Saved data entries.
# # # # # # #

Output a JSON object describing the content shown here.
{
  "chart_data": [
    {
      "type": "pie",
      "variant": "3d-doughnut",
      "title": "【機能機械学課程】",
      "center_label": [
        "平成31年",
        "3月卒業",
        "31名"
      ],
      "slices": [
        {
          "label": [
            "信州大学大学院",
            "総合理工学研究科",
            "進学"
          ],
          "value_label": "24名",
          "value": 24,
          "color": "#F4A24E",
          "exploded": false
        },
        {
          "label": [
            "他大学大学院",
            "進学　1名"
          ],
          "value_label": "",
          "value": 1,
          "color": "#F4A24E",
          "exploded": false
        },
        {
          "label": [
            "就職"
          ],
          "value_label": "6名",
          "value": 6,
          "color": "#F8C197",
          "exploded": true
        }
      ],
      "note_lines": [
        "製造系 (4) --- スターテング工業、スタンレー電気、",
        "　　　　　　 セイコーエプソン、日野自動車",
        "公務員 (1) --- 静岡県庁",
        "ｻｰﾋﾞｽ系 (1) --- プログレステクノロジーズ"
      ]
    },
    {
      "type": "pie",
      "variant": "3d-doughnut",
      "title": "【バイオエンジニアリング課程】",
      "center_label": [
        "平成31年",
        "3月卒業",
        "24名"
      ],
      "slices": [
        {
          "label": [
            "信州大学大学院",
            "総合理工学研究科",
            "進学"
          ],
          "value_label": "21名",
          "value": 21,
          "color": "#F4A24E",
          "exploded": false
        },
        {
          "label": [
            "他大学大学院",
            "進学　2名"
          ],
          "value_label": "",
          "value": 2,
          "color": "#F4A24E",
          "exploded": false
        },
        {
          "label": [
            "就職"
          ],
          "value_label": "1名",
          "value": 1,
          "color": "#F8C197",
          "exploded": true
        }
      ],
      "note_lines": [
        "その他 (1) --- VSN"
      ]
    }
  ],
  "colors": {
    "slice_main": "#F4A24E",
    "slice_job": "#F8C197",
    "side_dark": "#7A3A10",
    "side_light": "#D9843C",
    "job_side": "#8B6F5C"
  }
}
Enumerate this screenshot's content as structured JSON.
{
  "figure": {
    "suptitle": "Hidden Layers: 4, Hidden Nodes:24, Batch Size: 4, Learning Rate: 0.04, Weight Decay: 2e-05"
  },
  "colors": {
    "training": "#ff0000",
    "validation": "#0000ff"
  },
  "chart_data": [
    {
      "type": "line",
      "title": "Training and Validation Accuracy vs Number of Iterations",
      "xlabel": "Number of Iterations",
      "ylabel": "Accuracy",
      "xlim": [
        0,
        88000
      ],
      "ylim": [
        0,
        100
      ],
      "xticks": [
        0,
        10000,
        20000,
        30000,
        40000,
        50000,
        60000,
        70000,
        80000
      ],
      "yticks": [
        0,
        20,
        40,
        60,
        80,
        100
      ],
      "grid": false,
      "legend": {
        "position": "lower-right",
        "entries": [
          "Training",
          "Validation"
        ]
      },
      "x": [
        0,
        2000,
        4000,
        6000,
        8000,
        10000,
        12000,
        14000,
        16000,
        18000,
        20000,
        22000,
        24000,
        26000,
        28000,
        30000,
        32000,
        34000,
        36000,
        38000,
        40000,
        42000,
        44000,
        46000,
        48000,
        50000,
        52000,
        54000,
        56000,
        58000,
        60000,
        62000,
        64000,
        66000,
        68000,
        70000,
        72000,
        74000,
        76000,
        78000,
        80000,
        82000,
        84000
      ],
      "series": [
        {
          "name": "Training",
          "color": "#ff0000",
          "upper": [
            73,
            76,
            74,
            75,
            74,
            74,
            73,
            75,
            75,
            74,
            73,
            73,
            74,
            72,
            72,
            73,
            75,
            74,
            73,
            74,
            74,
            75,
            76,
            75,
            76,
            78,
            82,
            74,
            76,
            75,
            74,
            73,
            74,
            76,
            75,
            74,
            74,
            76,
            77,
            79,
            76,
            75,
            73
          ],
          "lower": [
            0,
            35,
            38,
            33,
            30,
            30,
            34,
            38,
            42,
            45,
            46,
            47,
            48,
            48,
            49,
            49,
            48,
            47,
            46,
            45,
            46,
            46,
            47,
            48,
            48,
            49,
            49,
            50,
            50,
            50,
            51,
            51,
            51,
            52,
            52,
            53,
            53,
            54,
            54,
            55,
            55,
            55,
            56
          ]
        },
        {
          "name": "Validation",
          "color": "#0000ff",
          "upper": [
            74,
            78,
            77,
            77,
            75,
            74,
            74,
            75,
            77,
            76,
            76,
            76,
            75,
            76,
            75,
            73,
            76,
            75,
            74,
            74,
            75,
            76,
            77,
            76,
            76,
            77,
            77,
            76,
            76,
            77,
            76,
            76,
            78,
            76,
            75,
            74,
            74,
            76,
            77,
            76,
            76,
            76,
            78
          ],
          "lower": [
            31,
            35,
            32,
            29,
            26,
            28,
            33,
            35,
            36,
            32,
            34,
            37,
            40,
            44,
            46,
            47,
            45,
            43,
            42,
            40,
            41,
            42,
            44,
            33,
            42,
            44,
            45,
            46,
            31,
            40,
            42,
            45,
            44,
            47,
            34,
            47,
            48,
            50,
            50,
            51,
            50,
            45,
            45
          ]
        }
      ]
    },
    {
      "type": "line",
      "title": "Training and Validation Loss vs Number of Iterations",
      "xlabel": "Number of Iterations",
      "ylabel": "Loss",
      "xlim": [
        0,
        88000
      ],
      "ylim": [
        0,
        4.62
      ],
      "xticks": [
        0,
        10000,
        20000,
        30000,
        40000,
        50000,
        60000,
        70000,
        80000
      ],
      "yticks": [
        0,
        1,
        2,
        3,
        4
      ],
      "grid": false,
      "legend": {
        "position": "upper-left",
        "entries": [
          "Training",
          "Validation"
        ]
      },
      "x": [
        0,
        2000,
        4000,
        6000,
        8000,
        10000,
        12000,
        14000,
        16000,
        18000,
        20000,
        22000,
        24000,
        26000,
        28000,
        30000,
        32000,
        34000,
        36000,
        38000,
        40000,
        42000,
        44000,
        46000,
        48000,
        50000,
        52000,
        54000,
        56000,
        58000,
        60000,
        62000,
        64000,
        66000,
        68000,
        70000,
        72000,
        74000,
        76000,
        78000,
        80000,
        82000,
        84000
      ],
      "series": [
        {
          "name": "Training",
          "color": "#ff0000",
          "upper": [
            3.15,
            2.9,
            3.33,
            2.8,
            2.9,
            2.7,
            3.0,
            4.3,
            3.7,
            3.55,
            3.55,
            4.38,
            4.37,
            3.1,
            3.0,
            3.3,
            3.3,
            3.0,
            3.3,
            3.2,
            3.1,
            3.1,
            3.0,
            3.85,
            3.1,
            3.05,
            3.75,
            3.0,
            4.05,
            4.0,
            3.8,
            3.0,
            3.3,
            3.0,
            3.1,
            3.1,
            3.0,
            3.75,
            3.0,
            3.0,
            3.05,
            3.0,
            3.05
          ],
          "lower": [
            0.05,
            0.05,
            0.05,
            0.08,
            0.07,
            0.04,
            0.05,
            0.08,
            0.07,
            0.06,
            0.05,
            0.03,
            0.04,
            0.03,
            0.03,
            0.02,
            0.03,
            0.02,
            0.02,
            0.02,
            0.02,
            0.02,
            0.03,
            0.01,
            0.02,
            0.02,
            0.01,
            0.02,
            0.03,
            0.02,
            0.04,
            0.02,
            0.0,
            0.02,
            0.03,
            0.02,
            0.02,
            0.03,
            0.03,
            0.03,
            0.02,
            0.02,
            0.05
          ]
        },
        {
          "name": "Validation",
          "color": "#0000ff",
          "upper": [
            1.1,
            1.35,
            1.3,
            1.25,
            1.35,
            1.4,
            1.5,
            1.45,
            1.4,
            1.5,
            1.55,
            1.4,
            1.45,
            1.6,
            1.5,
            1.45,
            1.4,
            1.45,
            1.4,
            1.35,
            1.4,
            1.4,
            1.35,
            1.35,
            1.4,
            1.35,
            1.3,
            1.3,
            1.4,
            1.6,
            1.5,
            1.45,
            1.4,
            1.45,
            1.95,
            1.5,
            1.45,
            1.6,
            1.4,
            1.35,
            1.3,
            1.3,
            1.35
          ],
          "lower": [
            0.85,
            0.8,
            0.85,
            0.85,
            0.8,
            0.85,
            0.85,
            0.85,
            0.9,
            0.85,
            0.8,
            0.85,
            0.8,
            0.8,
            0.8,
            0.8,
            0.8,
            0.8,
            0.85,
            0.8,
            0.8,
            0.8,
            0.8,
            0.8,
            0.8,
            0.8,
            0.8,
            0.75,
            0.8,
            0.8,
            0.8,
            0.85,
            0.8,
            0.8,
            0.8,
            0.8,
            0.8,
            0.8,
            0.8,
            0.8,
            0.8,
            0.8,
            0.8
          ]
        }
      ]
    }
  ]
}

# # # # # # #

Using the records above, pull out each line where the word "JSON" occurs.

Output.
Output a JSON object describing the content shown here.
Enumerate this screenshot's content as structured JSON.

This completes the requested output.